- [WORK TO BE COMPLETED]:
The entries below are to be written out again without alteration.

(Collected data entries)
----------
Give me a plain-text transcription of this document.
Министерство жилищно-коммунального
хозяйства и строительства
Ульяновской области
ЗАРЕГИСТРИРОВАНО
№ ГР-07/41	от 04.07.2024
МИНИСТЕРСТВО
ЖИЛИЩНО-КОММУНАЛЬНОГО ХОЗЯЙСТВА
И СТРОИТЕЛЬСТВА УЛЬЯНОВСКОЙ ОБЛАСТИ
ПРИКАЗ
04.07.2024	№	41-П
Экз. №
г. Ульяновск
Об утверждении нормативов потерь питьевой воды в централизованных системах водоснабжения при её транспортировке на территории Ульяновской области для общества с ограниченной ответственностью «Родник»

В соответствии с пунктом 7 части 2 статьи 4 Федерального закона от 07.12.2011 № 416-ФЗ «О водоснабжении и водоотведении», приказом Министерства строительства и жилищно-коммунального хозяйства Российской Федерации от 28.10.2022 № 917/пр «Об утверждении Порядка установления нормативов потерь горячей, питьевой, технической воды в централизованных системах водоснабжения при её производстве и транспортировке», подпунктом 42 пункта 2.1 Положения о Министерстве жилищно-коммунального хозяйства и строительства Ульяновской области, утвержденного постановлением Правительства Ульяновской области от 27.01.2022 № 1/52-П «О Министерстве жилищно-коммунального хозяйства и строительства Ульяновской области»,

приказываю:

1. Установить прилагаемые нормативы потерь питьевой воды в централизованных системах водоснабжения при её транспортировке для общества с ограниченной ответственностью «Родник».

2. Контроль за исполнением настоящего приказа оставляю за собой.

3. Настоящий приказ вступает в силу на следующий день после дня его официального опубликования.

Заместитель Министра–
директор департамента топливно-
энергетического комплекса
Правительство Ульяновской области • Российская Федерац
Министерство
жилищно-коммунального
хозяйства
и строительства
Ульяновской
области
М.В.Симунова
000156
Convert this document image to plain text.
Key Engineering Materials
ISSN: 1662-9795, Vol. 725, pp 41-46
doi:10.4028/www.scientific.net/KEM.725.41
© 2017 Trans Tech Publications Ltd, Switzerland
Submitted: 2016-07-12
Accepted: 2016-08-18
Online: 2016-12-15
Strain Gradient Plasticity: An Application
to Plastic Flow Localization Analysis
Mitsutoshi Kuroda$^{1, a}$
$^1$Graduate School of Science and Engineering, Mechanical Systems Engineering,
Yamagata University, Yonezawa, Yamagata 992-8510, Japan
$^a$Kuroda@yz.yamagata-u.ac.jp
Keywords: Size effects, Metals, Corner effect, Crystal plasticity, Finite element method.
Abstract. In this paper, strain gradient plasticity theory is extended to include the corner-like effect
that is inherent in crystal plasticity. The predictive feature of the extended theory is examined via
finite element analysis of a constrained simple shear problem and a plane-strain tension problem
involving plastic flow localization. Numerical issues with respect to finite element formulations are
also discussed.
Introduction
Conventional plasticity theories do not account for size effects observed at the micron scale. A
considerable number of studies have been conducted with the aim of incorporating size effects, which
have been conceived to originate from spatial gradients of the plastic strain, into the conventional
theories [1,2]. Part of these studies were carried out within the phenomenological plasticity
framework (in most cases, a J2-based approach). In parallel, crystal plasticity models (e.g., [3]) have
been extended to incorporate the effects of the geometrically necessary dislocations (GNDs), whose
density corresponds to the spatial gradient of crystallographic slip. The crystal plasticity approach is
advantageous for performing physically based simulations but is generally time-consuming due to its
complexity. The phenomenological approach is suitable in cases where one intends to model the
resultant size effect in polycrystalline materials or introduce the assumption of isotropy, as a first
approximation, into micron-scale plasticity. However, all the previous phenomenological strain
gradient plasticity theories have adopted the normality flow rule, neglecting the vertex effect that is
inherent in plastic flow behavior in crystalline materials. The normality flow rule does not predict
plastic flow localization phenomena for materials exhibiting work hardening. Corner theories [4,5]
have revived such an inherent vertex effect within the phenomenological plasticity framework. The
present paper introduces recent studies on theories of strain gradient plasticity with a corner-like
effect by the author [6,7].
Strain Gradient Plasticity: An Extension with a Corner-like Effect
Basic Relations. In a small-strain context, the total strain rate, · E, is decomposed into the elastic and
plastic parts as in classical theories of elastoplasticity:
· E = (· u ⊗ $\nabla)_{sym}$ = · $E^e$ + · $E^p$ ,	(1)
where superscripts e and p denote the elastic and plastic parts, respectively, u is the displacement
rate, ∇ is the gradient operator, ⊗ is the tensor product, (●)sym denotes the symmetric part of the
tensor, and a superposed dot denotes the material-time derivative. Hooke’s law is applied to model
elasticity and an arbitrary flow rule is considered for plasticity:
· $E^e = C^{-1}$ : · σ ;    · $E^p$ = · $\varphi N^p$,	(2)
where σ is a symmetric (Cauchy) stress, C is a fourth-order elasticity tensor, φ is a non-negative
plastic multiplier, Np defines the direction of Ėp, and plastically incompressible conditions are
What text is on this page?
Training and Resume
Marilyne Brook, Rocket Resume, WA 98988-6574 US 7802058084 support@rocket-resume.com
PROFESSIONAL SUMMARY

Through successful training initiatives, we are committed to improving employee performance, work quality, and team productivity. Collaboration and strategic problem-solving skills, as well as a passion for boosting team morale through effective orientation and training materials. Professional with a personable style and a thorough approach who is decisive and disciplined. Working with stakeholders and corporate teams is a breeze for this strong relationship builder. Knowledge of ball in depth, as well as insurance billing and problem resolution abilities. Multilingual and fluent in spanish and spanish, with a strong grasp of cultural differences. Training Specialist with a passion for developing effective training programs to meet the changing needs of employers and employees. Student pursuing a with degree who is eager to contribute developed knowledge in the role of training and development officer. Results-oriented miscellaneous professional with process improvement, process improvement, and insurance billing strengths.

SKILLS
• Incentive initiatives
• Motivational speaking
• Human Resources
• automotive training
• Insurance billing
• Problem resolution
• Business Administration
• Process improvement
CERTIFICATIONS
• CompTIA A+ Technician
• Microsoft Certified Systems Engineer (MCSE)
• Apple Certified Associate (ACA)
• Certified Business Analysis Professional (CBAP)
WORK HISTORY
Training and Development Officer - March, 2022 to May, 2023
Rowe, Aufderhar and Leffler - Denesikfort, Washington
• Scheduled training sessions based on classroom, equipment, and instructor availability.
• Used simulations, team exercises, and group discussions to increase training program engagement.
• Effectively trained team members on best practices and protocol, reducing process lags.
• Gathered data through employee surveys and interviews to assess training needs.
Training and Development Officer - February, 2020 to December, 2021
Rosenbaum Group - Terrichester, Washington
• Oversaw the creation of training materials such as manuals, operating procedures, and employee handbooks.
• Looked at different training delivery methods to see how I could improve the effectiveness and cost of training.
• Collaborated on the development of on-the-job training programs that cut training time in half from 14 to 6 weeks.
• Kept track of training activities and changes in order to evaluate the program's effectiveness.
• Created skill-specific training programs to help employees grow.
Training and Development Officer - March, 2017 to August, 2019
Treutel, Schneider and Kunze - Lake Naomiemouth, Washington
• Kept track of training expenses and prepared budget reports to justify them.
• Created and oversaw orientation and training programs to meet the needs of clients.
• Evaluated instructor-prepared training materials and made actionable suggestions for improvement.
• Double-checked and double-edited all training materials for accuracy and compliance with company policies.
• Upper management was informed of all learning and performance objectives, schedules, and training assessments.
----------
- [CORRECT RESULT]:
Give me a plain-text transcription of this document.
Министерство жилищно-коммунального
хозяйства и строительства
Ульяновской области
ЗАРЕГИСТРИРОВАНО
№ ГР-07/41	от 04.07.2024
МИНИСТЕРСТВО
ЖИЛИЩНО-КОММУНАЛЬНОГО ХОЗЯЙСТВА
И СТРОИТЕЛЬСТВА УЛЬЯНОВСКОЙ ОБЛАСТИ
ПРИКАЗ
04.07.2024	№	41-П
Экз. №
г. Ульяновск
Об утверждении нормативов потерь питьевой воды в централизованных системах водоснабжения при её транспортировке на территории Ульяновской области для общества с ограниченной ответственностью «Родник»

В соответствии с пунктом 7 части 2 статьи 4 Федерального закона от 07.12.2011 № 416-ФЗ «О водоснабжении и водоотведении», приказом Министерства строительства и жилищно-коммунального хозяйства Российской Федерации от 28.10.2022 № 917/пр «Об утверждении Порядка установления нормативов потерь горячей, питьевой, технической воды в централизованных системах водоснабжения при её производстве и транспортировке», подпунктом 42 пункта 2.1 Положения о Министерстве жилищно-коммунального хозяйства и строительства Ульяновской области, утвержденного постановлением Правительства Ульяновской области от 27.01.2022 № 1/52-П «О Министерстве жилищно-коммунального хозяйства и строительства Ульяновской области»,

приказываю:

1. Установить прилагаемые нормативы потерь питьевой воды в централизованных системах водоснабжения при её транспортировке для общества с ограниченной ответственностью «Родник».

2. Контроль за исполнением настоящего приказа оставляю за собой.

3. Настоящий приказ вступает в силу на следующий день после дня его официального опубликования.

Заместитель Министра–
директор департамента топливно-
энергетического комплекса
Правительство Ульяновской области • Российская Федерац
Министерство
жилищно-коммунального
хозяйства
и строительства
Ульяновской
области
М.В.Симунова
000156
Convert this document image to plain text.
Key Engineering Materials
ISSN: 1662-9795, Vol. 725, pp 41-46
doi:10.4028/www.scientific.net/KEM.725.41
© 2017 Trans Tech Publications Ltd, Switzerland
Submitted: 2016-07-12
Accepted: 2016-08-18
Online: 2016-12-15
Strain Gradient Plasticity: An Application
to Plastic Flow Localization Analysis
Mitsutoshi Kuroda$^{1, a}$
$^1$Graduate School of Science and Engineering, Mechanical Systems Engineering,
Yamagata University, Yonezawa, Yamagata 992-8510, Japan
$^a$Kuroda@yz.yamagata-u.ac.jp
Keywords: Size effects, Metals, Corner effect, Crystal plasticity, Finite element method.
Abstract. In this paper, strain gradient plasticity theory is extended to include the corner-like effect
that is inherent in crystal plasticity. The predictive feature of the extended theory is examined via
finite element analysis of a constrained simple shear problem and a plane-strain tension problem
involving plastic flow localization. Numerical issues with respect to finite element formulations are
also discussed.
Introduction
Conventional plasticity theories do not account for size effects observed at the micron scale. A
considerable number of studies have been conducted with the aim of incorporating size effects, which
have been conceived to originate from spatial gradients of the plastic strain, into the conventional
theories [1,2]. Part of these studies were carried out within the phenomenological plasticity
framework (in most cases, a J2-based approach). In parallel, crystal plasticity models (e.g., [3]) have
been extended to incorporate the effects of the geometrically necessary dislocations (GNDs), whose
density corresponds to the spatial gradient of crystallographic slip. The crystal plasticity approach is
advantageous for performing physically based simulations but is generally time-consuming due to its
complexity. The phenomenological approach is suitable in cases where one intends to model the
resultant size effect in polycrystalline materials or introduce the assumption of isotropy, as a first
approximation, into micron-scale plasticity. However, all the previous phenomenological strain
gradient plasticity theories have adopted the normality flow rule, neglecting the vertex effect that is
inherent in plastic flow behavior in crystalline materials. The normality flow rule does not predict
plastic flow localization phenomena for materials exhibiting work hardening. Corner theories [4,5]
have revived such an inherent vertex effect within the phenomenological plasticity framework. The
present paper introduces recent studies on theories of strain gradient plasticity with a corner-like
effect by the author [6,7].
Strain Gradient Plasticity: An Extension with a Corner-like Effect
Basic Relations. In a small-strain context, the total strain rate, · E, is decomposed into the elastic and
plastic parts as in classical theories of elastoplasticity:
· E = (· u ⊗ $\nabla)_{sym}$ = · $E^e$ + · $E^p$ ,	(1)
where superscripts e and p denote the elastic and plastic parts, respectively, u is the displacement
rate, ∇ is the gradient operator, ⊗ is the tensor product, (●)sym denotes the symmetric part of the
tensor, and a superposed dot denotes the material-time derivative. Hooke’s law is applied to model
elasticity and an arbitrary flow rule is considered for plasticity:
· $E^e = C^{-1}$ : · σ ;    · $E^p$ = · $\varphi N^p$,	(2)
where σ is a symmetric (Cauchy) stress, C is a fourth-order elasticity tensor, φ is a non-negative
plastic multiplier, Np defines the direction of Ėp, and plastically incompressible conditions are
What text is on this page?
Training and Resume
Marilyne Brook, Rocket Resume, WA 98988-6574 US 7802058084 support@rocket-resume.com
PROFESSIONAL SUMMARY

Through successful training initiatives, we are committed to improving employee performance, work quality, and team productivity. Collaboration and strategic problem-solving skills, as well as a passion for boosting team morale through effective orientation and training materials. Professional with a personable style and a thorough approach who is decisive and disciplined. Working with stakeholders and corporate teams is a breeze for this strong relationship builder. Knowledge of ball in depth, as well as insurance billing and problem resolution abilities. Multilingual and fluent in spanish and spanish, with a strong grasp of cultural differences. Training Specialist with a passion for developing effective training programs to meet the changing needs of employers and employees. Student pursuing a with degree who is eager to contribute developed knowledge in the role of training and development officer. Results-oriented miscellaneous professional with process improvement, process improvement, and insurance billing strengths.

SKILLS
• Incentive initiatives
• Motivational speaking
• Human Resources
• automotive training
• Insurance billing
• Problem resolution
• Business Administration
• Process improvement
CERTIFICATIONS
• CompTIA A+ Technician
• Microsoft Certified Systems Engineer (MCSE)
• Apple Certified Associate (ACA)
• Certified Business Analysis Professional (CBAP)
WORK HISTORY
Training and Development Officer - March, 2022 to May, 2023
Rowe, Aufderhar and Leffler - Denesikfort, Washington
• Scheduled training sessions based on classroom, equipment, and instructor availability.
• Used simulations, team exercises, and group discussions to increase training program engagement.
• Effectively trained team members on best practices and protocol, reducing process lags.
• Gathered data through employee surveys and interviews to assess training needs.
Training and Development Officer - February, 2020 to December, 2021
Rosenbaum Group - Terrichester, Washington
• Oversaw the creation of training materials such as manuals, operating procedures, and employee handbooks.
• Looked at different training delivery methods to see how I could improve the effectiveness and cost of training.
• Collaborated on the development of on-the-job training programs that cut training time in half from 14 to 6 weeks.
• Kept track of training activities and changes in order to evaluate the program's effectiveness.
• Created skill-specific training programs to help employees grow.
Training and Development Officer - March, 2017 to August, 2019
Treutel, Schneider and Kunze - Lake Naomiemouth, Washington
• Kept track of training expenses and prepared budget reports to justify them.
• Created and oversaw orientation and training programs to meet the needs of clients.
• Evaluated instructor-prepared training materials and made actionable suggestions for improvement.
• Double-checked and double-edited all training materials for accuracy and compliance with company policies.
• Upper management was informed of all learning and performance objectives, schedules, and training assessments.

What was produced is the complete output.